Problem description
Return every record verbatim.

Data in this exercise
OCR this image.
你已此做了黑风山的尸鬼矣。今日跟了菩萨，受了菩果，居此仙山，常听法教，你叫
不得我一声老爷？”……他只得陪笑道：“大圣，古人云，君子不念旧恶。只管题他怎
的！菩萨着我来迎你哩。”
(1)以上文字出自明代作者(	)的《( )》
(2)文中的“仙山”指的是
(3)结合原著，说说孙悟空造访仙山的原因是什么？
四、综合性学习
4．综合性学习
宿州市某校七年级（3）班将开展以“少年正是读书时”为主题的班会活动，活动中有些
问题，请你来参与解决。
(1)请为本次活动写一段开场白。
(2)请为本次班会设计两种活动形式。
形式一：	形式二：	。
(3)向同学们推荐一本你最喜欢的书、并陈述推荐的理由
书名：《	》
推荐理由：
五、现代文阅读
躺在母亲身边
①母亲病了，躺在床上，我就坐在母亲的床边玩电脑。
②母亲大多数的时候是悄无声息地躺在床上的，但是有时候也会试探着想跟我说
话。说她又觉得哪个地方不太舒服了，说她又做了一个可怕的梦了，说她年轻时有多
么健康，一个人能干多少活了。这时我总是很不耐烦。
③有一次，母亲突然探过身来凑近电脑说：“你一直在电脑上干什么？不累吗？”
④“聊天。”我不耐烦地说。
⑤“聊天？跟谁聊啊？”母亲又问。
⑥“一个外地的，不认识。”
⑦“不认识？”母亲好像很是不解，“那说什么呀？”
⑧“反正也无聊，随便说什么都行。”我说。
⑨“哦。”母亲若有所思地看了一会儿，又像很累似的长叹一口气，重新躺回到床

Exercise output
OCR this image.
你已此做了黑风山的尸鬼矣。今日跟了菩萨，受了菩果，居此仙山，常听法教，你叫
不得我一声老爷？”……他只得陪笑道：“大圣，古人云，君子不念旧恶。只管题他怎
的！菩萨着我来迎你哩。”
(1)以上文字出自明代作者(	)的《( )》
(2)文中的“仙山”指的是
(3)结合原著，说说孙悟空造访仙山的原因是什么？
四、综合性学习
4．综合性学习
宿州市某校七年级（3）班将开展以“少年正是读书时”为主题的班会活动，活动中有些
问题，请你来参与解决。
(1)请为本次活动写一段开场白。
(2)请为本次班会设计两种活动形式。
形式一：	形式二：	。
(3)向同学们推荐一本你最喜欢的书、并陈述推荐的理由
书名：《	》
推荐理由：
五、现代文阅读
躺在母亲身边
①母亲病了，躺在床上，我就坐在母亲的床边玩电脑。
②母亲大多数的时候是悄无声息地躺在床上的，但是有时候也会试探着想跟我说
话。说她又觉得哪个地方不太舒服了，说她又做了一个可怕的梦了，说她年轻时有多
么健康，一个人能干多少活了。这时我总是很不耐烦。
③有一次，母亲突然探过身来凑近电脑说：“你一直在电脑上干什么？不累吗？”
④“聊天。”我不耐烦地说。
⑤“聊天？跟谁聊啊？”母亲又问。
⑥“一个外地的，不认识。”
⑦“不认识？”母亲好像很是不解，“那说什么呀？”
⑧“反正也无聊，随便说什么都行。”我说。
⑨“哦。”母亲若有所思地看了一会儿，又像很累似的长叹一口气，重新躺回到床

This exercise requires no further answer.